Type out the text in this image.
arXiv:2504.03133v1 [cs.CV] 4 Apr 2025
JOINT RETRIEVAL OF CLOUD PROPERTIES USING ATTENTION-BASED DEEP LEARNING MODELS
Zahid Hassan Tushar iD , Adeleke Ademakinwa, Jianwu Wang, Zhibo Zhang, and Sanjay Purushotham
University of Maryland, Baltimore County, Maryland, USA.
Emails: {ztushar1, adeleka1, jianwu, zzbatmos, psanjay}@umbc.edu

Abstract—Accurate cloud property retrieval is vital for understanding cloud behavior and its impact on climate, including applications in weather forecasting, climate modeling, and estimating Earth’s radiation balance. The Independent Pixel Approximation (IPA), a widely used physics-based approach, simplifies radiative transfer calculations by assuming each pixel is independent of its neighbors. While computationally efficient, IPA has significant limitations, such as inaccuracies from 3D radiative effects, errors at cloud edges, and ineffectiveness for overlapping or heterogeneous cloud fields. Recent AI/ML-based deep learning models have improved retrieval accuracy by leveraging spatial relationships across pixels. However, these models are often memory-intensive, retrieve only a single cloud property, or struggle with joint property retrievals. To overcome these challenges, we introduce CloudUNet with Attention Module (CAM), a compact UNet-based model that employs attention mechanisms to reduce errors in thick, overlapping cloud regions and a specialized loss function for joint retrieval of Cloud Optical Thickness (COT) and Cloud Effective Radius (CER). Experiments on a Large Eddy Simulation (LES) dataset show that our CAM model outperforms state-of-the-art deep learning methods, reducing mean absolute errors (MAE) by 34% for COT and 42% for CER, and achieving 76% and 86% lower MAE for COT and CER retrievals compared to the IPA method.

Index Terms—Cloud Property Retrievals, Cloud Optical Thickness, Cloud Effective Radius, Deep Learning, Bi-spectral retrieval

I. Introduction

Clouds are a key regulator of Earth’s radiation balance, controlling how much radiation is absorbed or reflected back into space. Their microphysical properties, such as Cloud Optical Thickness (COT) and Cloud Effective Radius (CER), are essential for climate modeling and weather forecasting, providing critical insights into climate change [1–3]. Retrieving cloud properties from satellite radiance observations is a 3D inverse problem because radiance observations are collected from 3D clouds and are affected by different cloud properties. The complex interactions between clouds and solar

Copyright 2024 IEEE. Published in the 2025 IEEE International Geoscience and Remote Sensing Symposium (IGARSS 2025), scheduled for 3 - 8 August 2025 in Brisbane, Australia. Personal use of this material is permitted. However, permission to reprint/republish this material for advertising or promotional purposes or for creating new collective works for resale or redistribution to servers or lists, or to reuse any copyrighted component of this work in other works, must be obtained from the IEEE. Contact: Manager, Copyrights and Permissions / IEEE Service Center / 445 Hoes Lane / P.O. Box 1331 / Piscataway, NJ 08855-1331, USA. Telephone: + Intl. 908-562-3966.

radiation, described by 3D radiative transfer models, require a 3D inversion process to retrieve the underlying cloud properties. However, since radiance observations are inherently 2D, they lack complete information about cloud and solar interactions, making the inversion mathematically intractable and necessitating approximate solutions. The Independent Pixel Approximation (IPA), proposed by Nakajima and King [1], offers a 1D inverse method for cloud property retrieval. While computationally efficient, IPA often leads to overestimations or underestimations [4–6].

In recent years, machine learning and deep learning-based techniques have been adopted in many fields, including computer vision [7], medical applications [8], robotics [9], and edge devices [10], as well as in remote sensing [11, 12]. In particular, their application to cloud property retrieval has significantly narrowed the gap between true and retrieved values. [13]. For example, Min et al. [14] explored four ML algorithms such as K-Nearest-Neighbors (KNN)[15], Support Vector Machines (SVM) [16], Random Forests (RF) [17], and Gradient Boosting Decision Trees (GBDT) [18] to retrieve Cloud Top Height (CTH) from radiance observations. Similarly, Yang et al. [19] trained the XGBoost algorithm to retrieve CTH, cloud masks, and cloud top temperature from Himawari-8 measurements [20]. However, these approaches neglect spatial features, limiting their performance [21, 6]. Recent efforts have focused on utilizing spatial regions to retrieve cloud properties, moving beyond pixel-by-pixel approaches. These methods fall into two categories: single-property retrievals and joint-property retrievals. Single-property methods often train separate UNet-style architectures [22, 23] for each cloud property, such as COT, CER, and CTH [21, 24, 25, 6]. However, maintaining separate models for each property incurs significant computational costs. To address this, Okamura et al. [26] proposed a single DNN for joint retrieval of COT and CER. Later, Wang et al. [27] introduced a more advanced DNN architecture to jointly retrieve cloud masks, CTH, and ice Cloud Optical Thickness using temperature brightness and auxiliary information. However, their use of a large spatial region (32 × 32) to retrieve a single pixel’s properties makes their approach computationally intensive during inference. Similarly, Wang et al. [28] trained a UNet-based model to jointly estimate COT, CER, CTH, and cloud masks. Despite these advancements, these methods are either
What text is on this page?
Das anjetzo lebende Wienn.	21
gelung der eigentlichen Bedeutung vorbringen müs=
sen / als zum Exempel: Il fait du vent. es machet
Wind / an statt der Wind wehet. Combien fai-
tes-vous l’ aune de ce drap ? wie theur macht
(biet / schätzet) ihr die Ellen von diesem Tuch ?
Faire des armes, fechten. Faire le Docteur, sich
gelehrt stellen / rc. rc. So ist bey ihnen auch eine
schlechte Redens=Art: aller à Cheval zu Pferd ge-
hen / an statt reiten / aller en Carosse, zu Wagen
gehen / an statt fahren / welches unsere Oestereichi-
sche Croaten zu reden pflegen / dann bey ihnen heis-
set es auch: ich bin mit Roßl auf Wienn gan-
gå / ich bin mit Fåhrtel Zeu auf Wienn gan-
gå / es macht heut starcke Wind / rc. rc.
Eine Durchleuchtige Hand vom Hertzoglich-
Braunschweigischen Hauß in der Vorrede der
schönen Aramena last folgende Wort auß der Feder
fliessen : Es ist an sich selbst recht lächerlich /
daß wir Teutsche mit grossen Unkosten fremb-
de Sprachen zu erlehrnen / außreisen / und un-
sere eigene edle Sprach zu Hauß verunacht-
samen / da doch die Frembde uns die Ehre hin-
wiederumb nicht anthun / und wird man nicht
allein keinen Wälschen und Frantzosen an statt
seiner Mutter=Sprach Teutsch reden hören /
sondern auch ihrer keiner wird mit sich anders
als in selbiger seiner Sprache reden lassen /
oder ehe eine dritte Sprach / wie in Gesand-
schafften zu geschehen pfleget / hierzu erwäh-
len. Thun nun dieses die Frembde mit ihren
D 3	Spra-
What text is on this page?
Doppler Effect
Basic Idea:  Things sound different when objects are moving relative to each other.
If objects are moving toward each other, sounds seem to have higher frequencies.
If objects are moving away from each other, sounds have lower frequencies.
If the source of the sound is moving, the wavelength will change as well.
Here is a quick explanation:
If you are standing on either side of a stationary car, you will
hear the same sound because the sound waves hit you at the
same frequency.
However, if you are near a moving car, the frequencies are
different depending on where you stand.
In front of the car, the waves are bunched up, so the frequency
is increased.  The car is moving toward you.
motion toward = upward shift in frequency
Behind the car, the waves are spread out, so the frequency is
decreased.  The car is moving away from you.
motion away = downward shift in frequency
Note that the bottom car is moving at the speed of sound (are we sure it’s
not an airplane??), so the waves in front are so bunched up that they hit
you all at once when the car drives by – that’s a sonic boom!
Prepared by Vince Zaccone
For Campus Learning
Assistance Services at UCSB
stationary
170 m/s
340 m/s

----------

__BRIEF__
Your task is to reproduce the whole listing exactly.

__RESULT OF THIS EXERCISE__
Type out the text in this image.
arXiv:2504.03133v1 [cs.CV] 4 Apr 2025
JOINT RETRIEVAL OF CLOUD PROPERTIES USING ATTENTION-BASED DEEP LEARNING MODELS
Zahid Hassan Tushar iD , Adeleke Ademakinwa, Jianwu Wang, Zhibo Zhang, and Sanjay Purushotham
University of Maryland, Baltimore County, Maryland, USA.
Emails: {ztushar1, adeleka1, jianwu, zzbatmos, psanjay}@umbc.edu

Abstract—Accurate cloud property retrieval is vital for understanding cloud behavior and its impact on climate, including applications in weather forecasting, climate modeling, and estimating Earth’s radiation balance. The Independent Pixel Approximation (IPA), a widely used physics-based approach, simplifies radiative transfer calculations by assuming each pixel is independent of its neighbors. While computationally efficient, IPA has significant limitations, such as inaccuracies from 3D radiative effects, errors at cloud edges, and ineffectiveness for overlapping or heterogeneous cloud fields. Recent AI/ML-based deep learning models have improved retrieval accuracy by leveraging spatial relationships across pixels. However, these models are often memory-intensive, retrieve only a single cloud property, or struggle with joint property retrievals. To overcome these challenges, we introduce CloudUNet with Attention Module (CAM), a compact UNet-based model that employs attention mechanisms to reduce errors in thick, overlapping cloud regions and a specialized loss function for joint retrieval of Cloud Optical Thickness (COT) and Cloud Effective Radius (CER). Experiments on a Large Eddy Simulation (LES) dataset show that our CAM model outperforms state-of-the-art deep learning methods, reducing mean absolute errors (MAE) by 34% for COT and 42% for CER, and achieving 76% and 86% lower MAE for COT and CER retrievals compared to the IPA method.

Index Terms—Cloud Property Retrievals, Cloud Optical Thickness, Cloud Effective Radius, Deep Learning, Bi-spectral retrieval

I. Introduction

Clouds are a key regulator of Earth’s radiation balance, controlling how much radiation is absorbed or reflected back into space. Their microphysical properties, such as Cloud Optical Thickness (COT) and Cloud Effective Radius (CER), are essential for climate modeling and weather forecasting, providing critical insights into climate change [1–3]. Retrieving cloud properties from satellite radiance observations is a 3D inverse problem because radiance observations are collected from 3D clouds and are affected by different cloud properties. The complex interactions between clouds and solar

Copyright 2024 IEEE. Published in the 2025 IEEE International Geoscience and Remote Sensing Symposium (IGARSS 2025), scheduled for 3 - 8 August 2025 in Brisbane, Australia. Personal use of this material is permitted. However, permission to reprint/republish this material for advertising or promotional purposes or for creating new collective works for resale or redistribution to servers or lists, or to reuse any copyrighted component of this work in other works, must be obtained from the IEEE. Contact: Manager, Copyrights and Permissions / IEEE Service Center / 445 Hoes Lane / P.O. Box 1331 / Piscataway, NJ 08855-1331, USA. Telephone: + Intl. 908-562-3966.

radiation, described by 3D radiative transfer models, require a 3D inversion process to retrieve the underlying cloud properties. However, since radiance observations are inherently 2D, they lack complete information about cloud and solar interactions, making the inversion mathematically intractable and necessitating approximate solutions. The Independent Pixel Approximation (IPA), proposed by Nakajima and King [1], offers a 1D inverse method for cloud property retrieval. While computationally efficient, IPA often leads to overestimations or underestimations [4–6].

In recent years, machine learning and deep learning-based techniques have been adopted in many fields, including computer vision [7], medical applications [8], robotics [9], and edge devices [10], as well as in remote sensing [11, 12]. In particular, their application to cloud property retrieval has significantly narrowed the gap between true and retrieved values. [13]. For example, Min et al. [14] explored four ML algorithms such as K-Nearest-Neighbors (KNN)[15], Support Vector Machines (SVM) [16], Random Forests (RF) [17], and Gradient Boosting Decision Trees (GBDT) [18] to retrieve Cloud Top Height (CTH) from radiance observations. Similarly, Yang et al. [19] trained the XGBoost algorithm to retrieve CTH, cloud masks, and cloud top temperature from Himawari-8 measurements [20]. However, these approaches neglect spatial features, limiting their performance [21, 6]. Recent efforts have focused on utilizing spatial regions to retrieve cloud properties, moving beyond pixel-by-pixel approaches. These methods fall into two categories: single-property retrievals and joint-property retrievals. Single-property methods often train separate UNet-style architectures [22, 23] for each cloud property, such as COT, CER, and CTH [21, 24, 25, 6]. However, maintaining separate models for each property incurs significant computational costs. To address this, Okamura et al. [26] proposed a single DNN for joint retrieval of COT and CER. Later, Wang et al. [27] introduced a more advanced DNN architecture to jointly retrieve cloud masks, CTH, and ice Cloud Optical Thickness using temperature brightness and auxiliary information. However, their use of a large spatial region (32 × 32) to retrieve a single pixel’s properties makes their approach computationally intensive during inference. Similarly, Wang et al. [28] trained a UNet-based model to jointly estimate COT, CER, CTH, and cloud masks. Despite these advancements, these methods are either
What text is on this page?
Das anjetzo lebende Wienn.	21
gelung der eigentlichen Bedeutung vorbringen müs=
sen / als zum Exempel: Il fait du vent. es machet
Wind / an statt der Wind wehet. Combien fai-
tes-vous l’ aune de ce drap ? wie theur macht
(biet / schätzet) ihr die Ellen von diesem Tuch ?
Faire des armes, fechten. Faire le Docteur, sich
gelehrt stellen / rc. rc. So ist bey ihnen auch eine
schlechte Redens=Art: aller à Cheval zu Pferd ge-
hen / an statt reiten / aller en Carosse, zu Wagen
gehen / an statt fahren / welches unsere Oestereichi-
sche Croaten zu reden pflegen / dann bey ihnen heis-
set es auch: ich bin mit Roßl auf Wienn gan-
gå / ich bin mit Fåhrtel Zeu auf Wienn gan-
gå / es macht heut starcke Wind / rc. rc.
Eine Durchleuchtige Hand vom Hertzoglich-
Braunschweigischen Hauß in der Vorrede der
schönen Aramena last folgende Wort auß der Feder
fliessen : Es ist an sich selbst recht lächerlich /
daß wir Teutsche mit grossen Unkosten fremb-
de Sprachen zu erlehrnen / außreisen / und un-
sere eigene edle Sprach zu Hauß verunacht-
samen / da doch die Frembde uns die Ehre hin-
wiederumb nicht anthun / und wird man nicht
allein keinen Wälschen und Frantzosen an statt
seiner Mutter=Sprach Teutsch reden hören /
sondern auch ihrer keiner wird mit sich anders
als in selbiger seiner Sprache reden lassen /
oder ehe eine dritte Sprach / wie in Gesand-
schafften zu geschehen pfleget / hierzu erwäh-
len. Thun nun dieses die Frembde mit ihren
D 3	Spra-
What text is on this page?
Doppler Effect
Basic Idea:  Things sound different when objects are moving relative to each other.
If objects are moving toward each other, sounds seem to have higher frequencies.
If objects are moving away from each other, sounds have lower frequencies.
If the source of the sound is moving, the wavelength will change as well.
Here is a quick explanation:
If you are standing on either side of a stationary car, you will
hear the same sound because the sound waves hit you at the
same frequency.
However, if you are near a moving car, the frequencies are
different depending on where you stand.
In front of the car, the waves are bunched up, so the frequency
is increased.  The car is moving toward you.
motion toward = upward shift in frequency
Behind the car, the waves are spread out, so the frequency is
decreased.  The car is moving away from you.
motion away = downward shift in frequency
Note that the bottom car is moving at the speed of sound (are we sure it’s
not an airplane??), so the waves in front are so bunched up that they hit
you all at once when the car drives by – that’s a sonic boom!
Prepared by Vince Zaccone
For Campus Learning
Assistance Services at UCSB
stationary
170 m/s
340 m/s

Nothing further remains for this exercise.